◆ WORK TO COMPLETE: Go through the listing and set it down exactly, leaving out its pictures.

◆ DATA SUPPLIED:
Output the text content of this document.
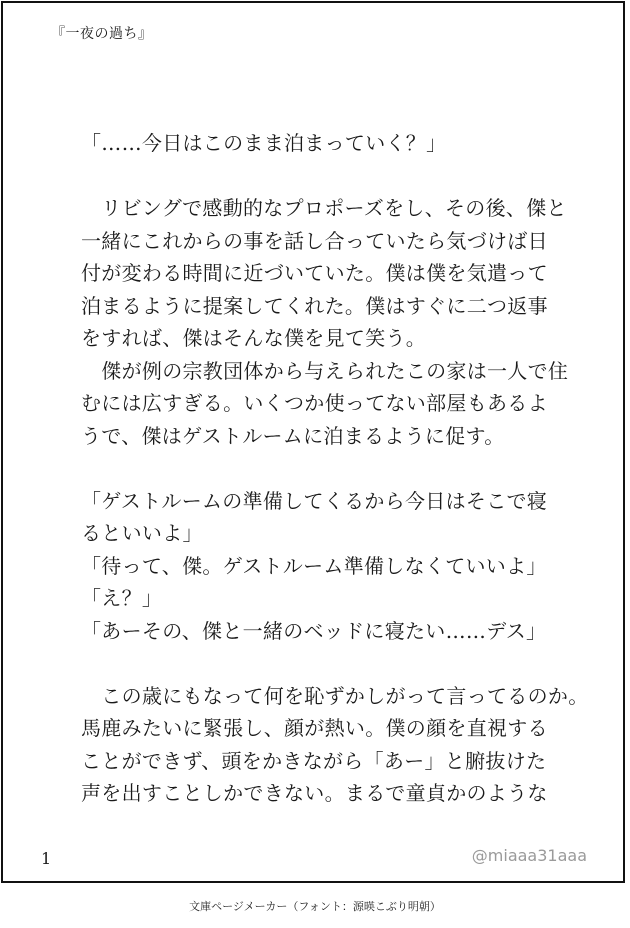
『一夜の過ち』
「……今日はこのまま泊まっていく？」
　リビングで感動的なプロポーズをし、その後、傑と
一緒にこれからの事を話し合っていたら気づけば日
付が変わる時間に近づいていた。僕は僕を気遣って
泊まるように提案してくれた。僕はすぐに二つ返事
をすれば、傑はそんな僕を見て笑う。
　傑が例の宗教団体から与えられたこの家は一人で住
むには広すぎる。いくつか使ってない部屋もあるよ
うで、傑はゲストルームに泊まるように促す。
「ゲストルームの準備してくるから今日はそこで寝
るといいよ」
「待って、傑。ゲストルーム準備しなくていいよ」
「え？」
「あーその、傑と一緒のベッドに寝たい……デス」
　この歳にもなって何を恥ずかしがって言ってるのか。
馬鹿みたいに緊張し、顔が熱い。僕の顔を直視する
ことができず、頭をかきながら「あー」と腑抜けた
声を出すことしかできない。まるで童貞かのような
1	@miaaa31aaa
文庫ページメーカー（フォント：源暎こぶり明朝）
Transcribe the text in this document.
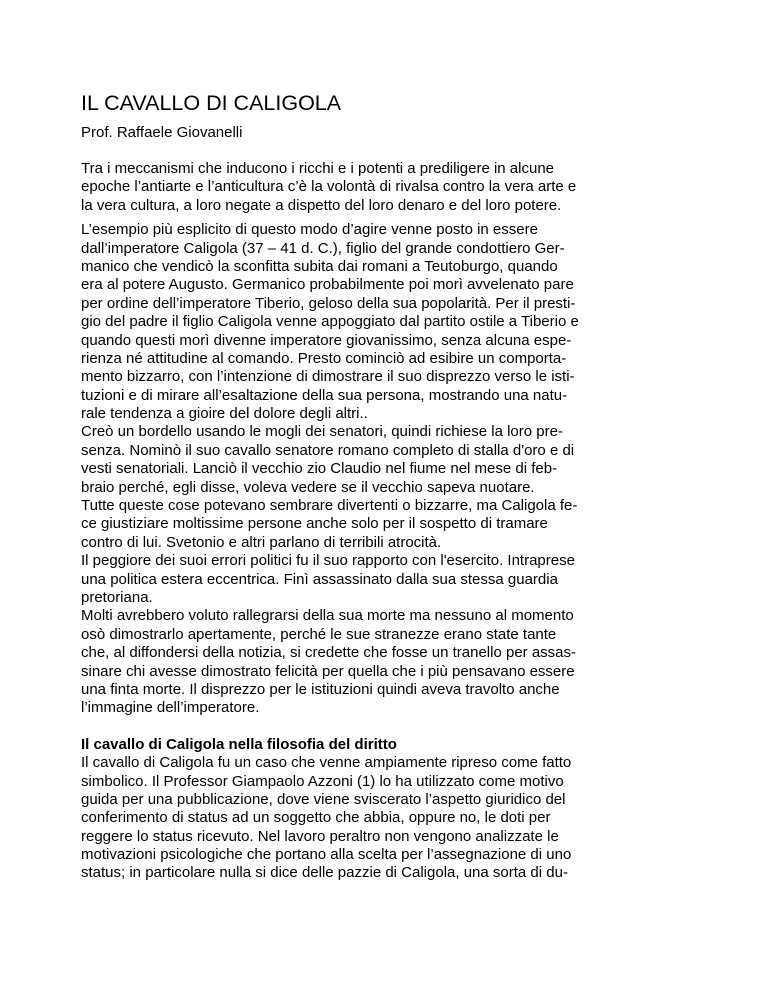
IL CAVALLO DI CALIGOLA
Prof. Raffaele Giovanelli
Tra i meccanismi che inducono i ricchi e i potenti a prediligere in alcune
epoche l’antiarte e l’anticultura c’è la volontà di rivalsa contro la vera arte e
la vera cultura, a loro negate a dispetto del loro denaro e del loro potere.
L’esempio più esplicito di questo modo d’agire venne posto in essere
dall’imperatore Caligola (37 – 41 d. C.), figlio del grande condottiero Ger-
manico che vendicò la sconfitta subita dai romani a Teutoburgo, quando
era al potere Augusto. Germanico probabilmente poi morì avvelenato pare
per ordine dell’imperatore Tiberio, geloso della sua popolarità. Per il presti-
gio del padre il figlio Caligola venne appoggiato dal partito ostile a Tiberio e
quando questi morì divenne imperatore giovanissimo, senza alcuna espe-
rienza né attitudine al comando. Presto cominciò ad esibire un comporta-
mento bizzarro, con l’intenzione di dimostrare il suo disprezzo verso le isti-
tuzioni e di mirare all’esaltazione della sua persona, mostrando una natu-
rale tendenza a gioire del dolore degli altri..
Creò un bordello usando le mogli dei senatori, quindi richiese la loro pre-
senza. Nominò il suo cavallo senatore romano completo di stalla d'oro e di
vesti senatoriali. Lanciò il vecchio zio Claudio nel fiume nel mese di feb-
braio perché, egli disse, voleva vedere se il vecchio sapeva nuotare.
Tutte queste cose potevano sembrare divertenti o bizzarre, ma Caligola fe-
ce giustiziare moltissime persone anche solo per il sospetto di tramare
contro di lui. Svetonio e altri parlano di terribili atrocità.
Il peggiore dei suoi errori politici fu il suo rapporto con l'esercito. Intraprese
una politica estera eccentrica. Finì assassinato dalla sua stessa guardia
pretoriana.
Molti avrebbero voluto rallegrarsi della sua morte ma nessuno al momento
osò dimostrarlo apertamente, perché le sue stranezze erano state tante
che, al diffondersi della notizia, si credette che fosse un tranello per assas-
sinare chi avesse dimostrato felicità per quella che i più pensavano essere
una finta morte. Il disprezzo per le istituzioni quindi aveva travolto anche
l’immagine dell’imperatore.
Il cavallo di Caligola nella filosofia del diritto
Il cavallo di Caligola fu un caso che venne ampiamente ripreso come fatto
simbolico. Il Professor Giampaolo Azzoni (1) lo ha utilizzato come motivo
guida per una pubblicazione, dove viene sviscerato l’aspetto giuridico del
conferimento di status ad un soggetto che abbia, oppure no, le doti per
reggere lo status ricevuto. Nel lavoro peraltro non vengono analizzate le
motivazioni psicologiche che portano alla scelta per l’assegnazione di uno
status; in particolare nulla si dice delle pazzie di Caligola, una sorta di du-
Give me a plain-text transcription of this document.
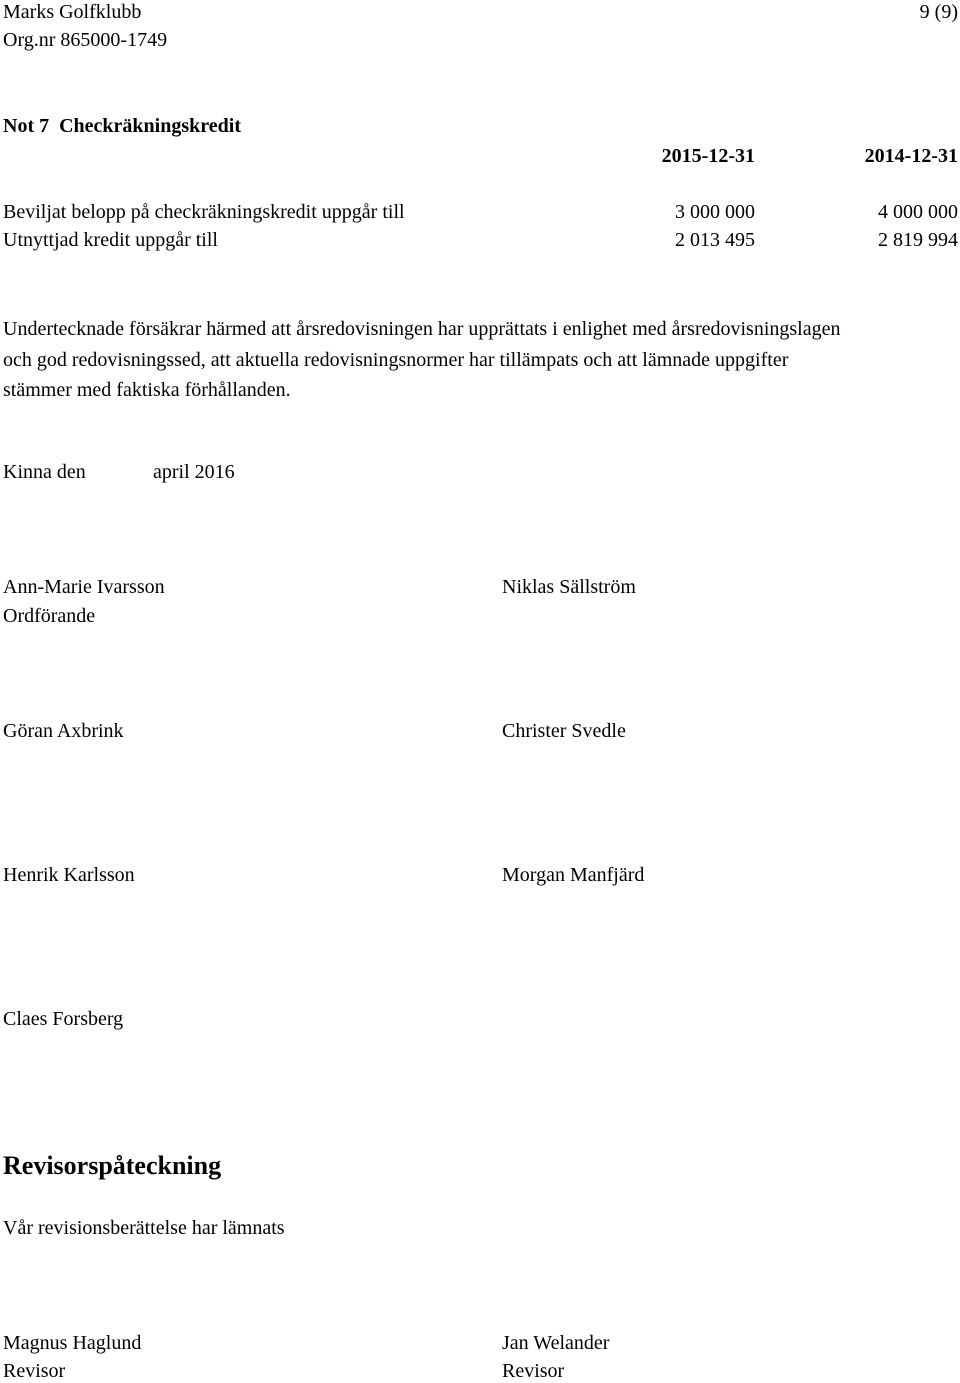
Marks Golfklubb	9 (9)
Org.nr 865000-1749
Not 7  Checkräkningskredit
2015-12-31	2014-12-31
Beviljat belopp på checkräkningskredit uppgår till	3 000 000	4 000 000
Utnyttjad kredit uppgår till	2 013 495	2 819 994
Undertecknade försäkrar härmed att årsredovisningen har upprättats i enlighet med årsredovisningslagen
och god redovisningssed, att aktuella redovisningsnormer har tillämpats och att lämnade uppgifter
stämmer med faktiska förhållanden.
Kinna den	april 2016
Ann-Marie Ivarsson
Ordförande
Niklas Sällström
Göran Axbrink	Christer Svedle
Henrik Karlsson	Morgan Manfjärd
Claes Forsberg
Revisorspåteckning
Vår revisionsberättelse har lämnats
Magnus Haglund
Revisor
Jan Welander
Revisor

◆ RESPONSE:
Output the text content of this document.
『一夜の過ち』
「……今日はこのまま泊まっていく？」
　リビングで感動的なプロポーズをし、その後、傑と
一緒にこれからの事を話し合っていたら気づけば日
付が変わる時間に近づいていた。僕は僕を気遣って
泊まるように提案してくれた。僕はすぐに二つ返事
をすれば、傑はそんな僕を見て笑う。
　傑が例の宗教団体から与えられたこの家は一人で住
むには広すぎる。いくつか使ってない部屋もあるよ
うで、傑はゲストルームに泊まるように促す。
「ゲストルームの準備してくるから今日はそこで寝
るといいよ」
「待って、傑。ゲストルーム準備しなくていいよ」
「え？」
「あーその、傑と一緒のベッドに寝たい……デス」
　この歳にもなって何を恥ずかしがって言ってるのか。
馬鹿みたいに緊張し、顔が熱い。僕の顔を直視する
ことができず、頭をかきながら「あー」と腑抜けた
声を出すことしかできない。まるで童貞かのような
1	@miaaa31aaa
文庫ページメーカー（フォント：源暎こぶり明朝）
Transcribe the text in this document.
IL CAVALLO DI CALIGOLA
Prof. Raffaele Giovanelli
Tra i meccanismi che inducono i ricchi e i potenti a prediligere in alcune
epoche l’antiarte e l’anticultura c’è la volontà di rivalsa contro la vera arte e
la vera cultura, a loro negate a dispetto del loro denaro e del loro potere.
L’esempio più esplicito di questo modo d’agire venne posto in essere
dall’imperatore Caligola (37 – 41 d. C.), figlio del grande condottiero Ger-
manico che vendicò la sconfitta subita dai romani a Teutoburgo, quando
era al potere Augusto. Germanico probabilmente poi morì avvelenato pare
per ordine dell’imperatore Tiberio, geloso della sua popolarità. Per il presti-
gio del padre il figlio Caligola venne appoggiato dal partito ostile a Tiberio e
quando questi morì divenne imperatore giovanissimo, senza alcuna espe-
rienza né attitudine al comando. Presto cominciò ad esibire un comporta-
mento bizzarro, con l’intenzione di dimostrare il suo disprezzo verso le isti-
tuzioni e di mirare all’esaltazione della sua persona, mostrando una natu-
rale tendenza a gioire del dolore degli altri..
Creò un bordello usando le mogli dei senatori, quindi richiese la loro pre-
senza. Nominò il suo cavallo senatore romano completo di stalla d'oro e di
vesti senatoriali. Lanciò il vecchio zio Claudio nel fiume nel mese di feb-
braio perché, egli disse, voleva vedere se il vecchio sapeva nuotare.
Tutte queste cose potevano sembrare divertenti o bizzarre, ma Caligola fe-
ce giustiziare moltissime persone anche solo per il sospetto di tramare
contro di lui. Svetonio e altri parlano di terribili atrocità.
Il peggiore dei suoi errori politici fu il suo rapporto con l'esercito. Intraprese
una politica estera eccentrica. Finì assassinato dalla sua stessa guardia
pretoriana.
Molti avrebbero voluto rallegrarsi della sua morte ma nessuno al momento
osò dimostrarlo apertamente, perché le sue stranezze erano state tante
che, al diffondersi della notizia, si credette che fosse un tranello per assas-
sinare chi avesse dimostrato felicità per quella che i più pensavano essere
una finta morte. Il disprezzo per le istituzioni quindi aveva travolto anche
l’immagine dell’imperatore.
Il cavallo di Caligola nella filosofia del diritto
Il cavallo di Caligola fu un caso che venne ampiamente ripreso come fatto
simbolico. Il Professor Giampaolo Azzoni (1) lo ha utilizzato come motivo
guida per una pubblicazione, dove viene sviscerato l’aspetto giuridico del
conferimento di status ad un soggetto che abbia, oppure no, le doti per
reggere lo status ricevuto. Nel lavoro peraltro non vengono analizzate le
motivazioni psicologiche che portano alla scelta per l’assegnazione di uno
status; in particolare nulla si dice delle pazzie di Caligola, una sorta di du-
Give me a plain-text transcription of this document.
Marks Golfklubb	9 (9)
Org.nr 865000-1749
Not 7  Checkräkningskredit
2015-12-31	2014-12-31
Beviljat belopp på checkräkningskredit uppgår till	3 000 000	4 000 000
Utnyttjad kredit uppgår till	2 013 495	2 819 994
Undertecknade försäkrar härmed att årsredovisningen har upprättats i enlighet med årsredovisningslagen
och god redovisningssed, att aktuella redovisningsnormer har tillämpats och att lämnade uppgifter
stämmer med faktiska förhållanden.
Kinna den	april 2016
Ann-Marie Ivarsson
Ordförande
Niklas Sällström
Göran Axbrink	Christer Svedle
Henrik Karlsson	Morgan Manfjärd
Claes Forsberg
Revisorspåteckning
Vår revisionsberättelse har lämnats
Magnus Haglund
Revisor
Jan Welander
Revisor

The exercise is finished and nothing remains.